TASK REQUIREMENTS: Locate the lines of the listing below that hold "utenfor", then copy each of them.

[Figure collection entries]
####################
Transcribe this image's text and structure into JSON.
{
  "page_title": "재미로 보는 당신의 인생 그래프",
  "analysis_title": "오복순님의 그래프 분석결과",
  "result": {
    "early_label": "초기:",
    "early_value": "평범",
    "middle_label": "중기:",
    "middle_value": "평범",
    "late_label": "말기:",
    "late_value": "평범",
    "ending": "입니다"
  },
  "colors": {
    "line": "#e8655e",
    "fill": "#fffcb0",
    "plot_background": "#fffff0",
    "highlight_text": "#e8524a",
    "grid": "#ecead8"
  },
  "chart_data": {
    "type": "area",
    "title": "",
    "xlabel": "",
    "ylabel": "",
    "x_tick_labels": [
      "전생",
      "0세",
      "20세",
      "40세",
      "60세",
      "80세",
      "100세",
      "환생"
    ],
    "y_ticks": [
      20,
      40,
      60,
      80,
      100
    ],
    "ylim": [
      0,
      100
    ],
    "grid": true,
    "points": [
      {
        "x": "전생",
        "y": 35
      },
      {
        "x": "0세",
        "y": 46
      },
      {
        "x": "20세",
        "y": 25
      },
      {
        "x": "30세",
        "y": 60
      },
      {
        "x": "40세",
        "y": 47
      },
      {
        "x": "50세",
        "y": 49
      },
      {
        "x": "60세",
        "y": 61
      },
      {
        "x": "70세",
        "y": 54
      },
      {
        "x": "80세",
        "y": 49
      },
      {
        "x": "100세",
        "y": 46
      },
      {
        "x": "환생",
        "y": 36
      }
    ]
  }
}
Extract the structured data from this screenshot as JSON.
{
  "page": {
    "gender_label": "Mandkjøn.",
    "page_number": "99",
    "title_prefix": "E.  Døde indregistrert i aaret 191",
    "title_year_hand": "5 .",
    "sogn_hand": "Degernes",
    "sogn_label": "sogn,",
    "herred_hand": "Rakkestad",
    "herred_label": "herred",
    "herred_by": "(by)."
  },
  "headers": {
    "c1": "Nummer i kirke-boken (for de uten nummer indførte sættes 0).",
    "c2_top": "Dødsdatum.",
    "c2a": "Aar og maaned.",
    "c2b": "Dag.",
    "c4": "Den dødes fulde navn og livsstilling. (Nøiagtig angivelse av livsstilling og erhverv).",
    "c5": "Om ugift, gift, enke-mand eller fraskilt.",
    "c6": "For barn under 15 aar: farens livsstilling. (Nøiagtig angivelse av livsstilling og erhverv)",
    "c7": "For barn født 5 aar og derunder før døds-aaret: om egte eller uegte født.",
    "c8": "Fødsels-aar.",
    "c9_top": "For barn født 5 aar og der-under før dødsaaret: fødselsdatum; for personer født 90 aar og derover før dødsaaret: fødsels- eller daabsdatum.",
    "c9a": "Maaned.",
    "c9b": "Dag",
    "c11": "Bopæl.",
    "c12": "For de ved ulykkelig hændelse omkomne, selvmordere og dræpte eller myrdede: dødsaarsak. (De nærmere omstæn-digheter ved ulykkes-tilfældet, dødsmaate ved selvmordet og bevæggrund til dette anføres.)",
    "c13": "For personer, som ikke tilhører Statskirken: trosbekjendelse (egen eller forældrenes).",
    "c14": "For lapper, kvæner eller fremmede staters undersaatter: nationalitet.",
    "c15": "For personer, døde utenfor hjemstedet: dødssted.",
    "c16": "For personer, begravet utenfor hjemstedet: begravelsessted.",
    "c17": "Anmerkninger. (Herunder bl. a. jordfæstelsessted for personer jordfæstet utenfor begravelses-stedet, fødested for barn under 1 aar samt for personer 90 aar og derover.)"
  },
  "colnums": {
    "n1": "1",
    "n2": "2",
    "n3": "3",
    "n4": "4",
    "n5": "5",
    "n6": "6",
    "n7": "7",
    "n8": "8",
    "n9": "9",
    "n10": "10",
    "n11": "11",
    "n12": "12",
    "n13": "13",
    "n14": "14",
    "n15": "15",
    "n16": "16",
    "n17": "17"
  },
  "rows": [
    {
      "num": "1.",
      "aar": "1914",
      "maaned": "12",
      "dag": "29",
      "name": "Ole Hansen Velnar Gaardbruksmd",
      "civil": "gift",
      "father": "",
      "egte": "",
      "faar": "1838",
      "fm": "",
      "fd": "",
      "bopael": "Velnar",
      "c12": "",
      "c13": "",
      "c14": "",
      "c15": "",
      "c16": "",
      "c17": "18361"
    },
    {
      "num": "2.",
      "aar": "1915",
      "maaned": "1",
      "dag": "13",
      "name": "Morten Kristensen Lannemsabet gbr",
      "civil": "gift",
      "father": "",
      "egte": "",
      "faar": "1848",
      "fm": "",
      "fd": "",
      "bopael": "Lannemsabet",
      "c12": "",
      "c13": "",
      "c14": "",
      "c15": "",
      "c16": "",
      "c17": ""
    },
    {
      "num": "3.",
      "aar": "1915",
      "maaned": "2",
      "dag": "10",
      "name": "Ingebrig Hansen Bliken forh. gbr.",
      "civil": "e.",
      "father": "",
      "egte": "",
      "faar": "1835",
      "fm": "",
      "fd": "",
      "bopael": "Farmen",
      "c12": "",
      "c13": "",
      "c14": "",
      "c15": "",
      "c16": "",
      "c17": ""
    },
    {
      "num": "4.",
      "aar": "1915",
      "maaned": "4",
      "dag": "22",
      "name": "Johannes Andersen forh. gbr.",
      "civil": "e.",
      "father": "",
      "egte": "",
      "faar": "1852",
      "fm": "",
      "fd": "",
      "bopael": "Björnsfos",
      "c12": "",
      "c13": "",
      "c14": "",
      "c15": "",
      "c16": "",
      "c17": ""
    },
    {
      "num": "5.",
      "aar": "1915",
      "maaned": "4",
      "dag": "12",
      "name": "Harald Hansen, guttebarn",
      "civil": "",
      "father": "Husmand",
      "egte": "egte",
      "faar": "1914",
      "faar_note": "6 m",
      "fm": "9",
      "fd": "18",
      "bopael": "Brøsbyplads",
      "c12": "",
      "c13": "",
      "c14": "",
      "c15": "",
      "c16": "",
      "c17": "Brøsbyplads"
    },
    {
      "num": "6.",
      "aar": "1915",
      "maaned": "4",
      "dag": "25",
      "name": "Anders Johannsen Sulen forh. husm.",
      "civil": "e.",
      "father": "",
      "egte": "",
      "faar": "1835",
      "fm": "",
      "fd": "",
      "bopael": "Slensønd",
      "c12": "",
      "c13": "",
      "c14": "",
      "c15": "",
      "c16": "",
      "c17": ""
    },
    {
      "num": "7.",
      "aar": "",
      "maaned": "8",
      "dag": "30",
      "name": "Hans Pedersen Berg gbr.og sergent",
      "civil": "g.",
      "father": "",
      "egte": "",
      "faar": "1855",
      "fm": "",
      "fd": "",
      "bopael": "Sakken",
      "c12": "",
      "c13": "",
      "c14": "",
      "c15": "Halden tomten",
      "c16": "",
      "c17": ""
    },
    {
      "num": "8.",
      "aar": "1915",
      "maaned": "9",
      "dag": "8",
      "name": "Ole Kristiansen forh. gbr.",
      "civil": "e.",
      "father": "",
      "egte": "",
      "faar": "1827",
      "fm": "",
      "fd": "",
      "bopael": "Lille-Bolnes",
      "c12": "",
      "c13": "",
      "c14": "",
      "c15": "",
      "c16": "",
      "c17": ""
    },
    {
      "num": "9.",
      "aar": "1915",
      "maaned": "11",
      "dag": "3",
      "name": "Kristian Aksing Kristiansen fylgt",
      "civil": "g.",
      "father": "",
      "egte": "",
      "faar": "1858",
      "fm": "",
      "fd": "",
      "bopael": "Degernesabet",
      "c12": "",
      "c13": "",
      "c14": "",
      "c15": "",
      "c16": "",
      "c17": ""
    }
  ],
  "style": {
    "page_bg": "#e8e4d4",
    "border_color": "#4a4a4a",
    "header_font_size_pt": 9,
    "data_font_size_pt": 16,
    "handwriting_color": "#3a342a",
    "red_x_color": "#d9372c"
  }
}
####################
SOLUTION TO THIS EXERCISE:
    "c15": "For personer, døde utenfor hjemstedet: dødssted.",
    "c16": "For personer, begravet utenfor hjemstedet: begravelsessted.",
    "c17": "Anmerkninger. (Herunder bl. a. jordfæstelsessted for personer jordfæstet utenfor begravelses-stedet, fødested for barn under 1 aar samt for personer 90 aar og derover.)"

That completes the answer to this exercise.